- **Extracted records**
------
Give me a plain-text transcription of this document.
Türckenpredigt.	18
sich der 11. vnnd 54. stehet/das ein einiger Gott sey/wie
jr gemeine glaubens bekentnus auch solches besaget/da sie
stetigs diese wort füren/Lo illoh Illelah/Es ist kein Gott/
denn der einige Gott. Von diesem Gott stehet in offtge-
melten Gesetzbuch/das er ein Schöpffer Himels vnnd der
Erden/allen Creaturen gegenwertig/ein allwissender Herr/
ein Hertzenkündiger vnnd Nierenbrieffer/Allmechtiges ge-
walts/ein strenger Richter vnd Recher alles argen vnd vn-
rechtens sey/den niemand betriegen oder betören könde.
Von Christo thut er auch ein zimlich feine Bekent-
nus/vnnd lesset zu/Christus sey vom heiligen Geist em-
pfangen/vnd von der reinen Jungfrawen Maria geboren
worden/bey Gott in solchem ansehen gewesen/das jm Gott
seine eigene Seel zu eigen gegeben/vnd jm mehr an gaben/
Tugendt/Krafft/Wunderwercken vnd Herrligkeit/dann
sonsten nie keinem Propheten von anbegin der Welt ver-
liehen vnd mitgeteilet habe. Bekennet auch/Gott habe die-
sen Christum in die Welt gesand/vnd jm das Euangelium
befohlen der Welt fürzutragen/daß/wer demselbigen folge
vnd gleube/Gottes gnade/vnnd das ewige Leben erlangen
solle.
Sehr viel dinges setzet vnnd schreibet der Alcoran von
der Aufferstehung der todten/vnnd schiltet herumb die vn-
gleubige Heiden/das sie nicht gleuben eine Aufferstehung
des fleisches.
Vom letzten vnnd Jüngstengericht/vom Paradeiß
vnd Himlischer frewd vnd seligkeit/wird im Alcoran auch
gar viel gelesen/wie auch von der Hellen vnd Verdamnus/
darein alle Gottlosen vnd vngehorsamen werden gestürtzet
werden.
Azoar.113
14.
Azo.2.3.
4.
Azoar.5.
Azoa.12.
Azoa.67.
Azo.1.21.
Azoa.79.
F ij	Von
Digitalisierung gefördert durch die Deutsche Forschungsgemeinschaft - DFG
------
- **Task to complete**
From the records above, extract every entry verbatim.

- **The output**
Give me a plain-text transcription of this document.
Türckenpredigt.	18
sich der 11. vnnd 54. stehet/das ein einiger Gott sey/wie
jr gemeine glaubens bekentnus auch solches besaget/da sie
stetigs diese wort füren/Lo illoh Illelah/Es ist kein Gott/
denn der einige Gott. Von diesem Gott stehet in offtge-
melten Gesetzbuch/das er ein Schöpffer Himels vnnd der
Erden/allen Creaturen gegenwertig/ein allwissender Herr/
ein Hertzenkündiger vnnd Nierenbrieffer/Allmechtiges ge-
walts/ein strenger Richter vnd Recher alles argen vnd vn-
rechtens sey/den niemand betriegen oder betören könde.
Von Christo thut er auch ein zimlich feine Bekent-
nus/vnnd lesset zu/Christus sey vom heiligen Geist em-
pfangen/vnd von der reinen Jungfrawen Maria geboren
worden/bey Gott in solchem ansehen gewesen/das jm Gott
seine eigene Seel zu eigen gegeben/vnd jm mehr an gaben/
Tugendt/Krafft/Wunderwercken vnd Herrligkeit/dann
sonsten nie keinem Propheten von anbegin der Welt ver-
liehen vnd mitgeteilet habe. Bekennet auch/Gott habe die-
sen Christum in die Welt gesand/vnd jm das Euangelium
befohlen der Welt fürzutragen/daß/wer demselbigen folge
vnd gleube/Gottes gnade/vnnd das ewige Leben erlangen
solle.
Sehr viel dinges setzet vnnd schreibet der Alcoran von
der Aufferstehung der todten/vnnd schiltet herumb die vn-
gleubige Heiden/das sie nicht gleuben eine Aufferstehung
des fleisches.
Vom letzten vnnd Jüngstengericht/vom Paradeiß
vnd Himlischer frewd vnd seligkeit/wird im Alcoran auch
gar viel gelesen/wie auch von der Hellen vnd Verdamnus/
darein alle Gottlosen vnd vngehorsamen werden gestürtzet
werden.
Azoar.113
14.
Azo.2.3.
4.
Azoar.5.
Azoa.12.
Azoa.67.
Azo.1.21.
Azoa.79.
F ij	Von
Digitalisierung gefördert durch die Deutsche Forschungsgemeinschaft - DFG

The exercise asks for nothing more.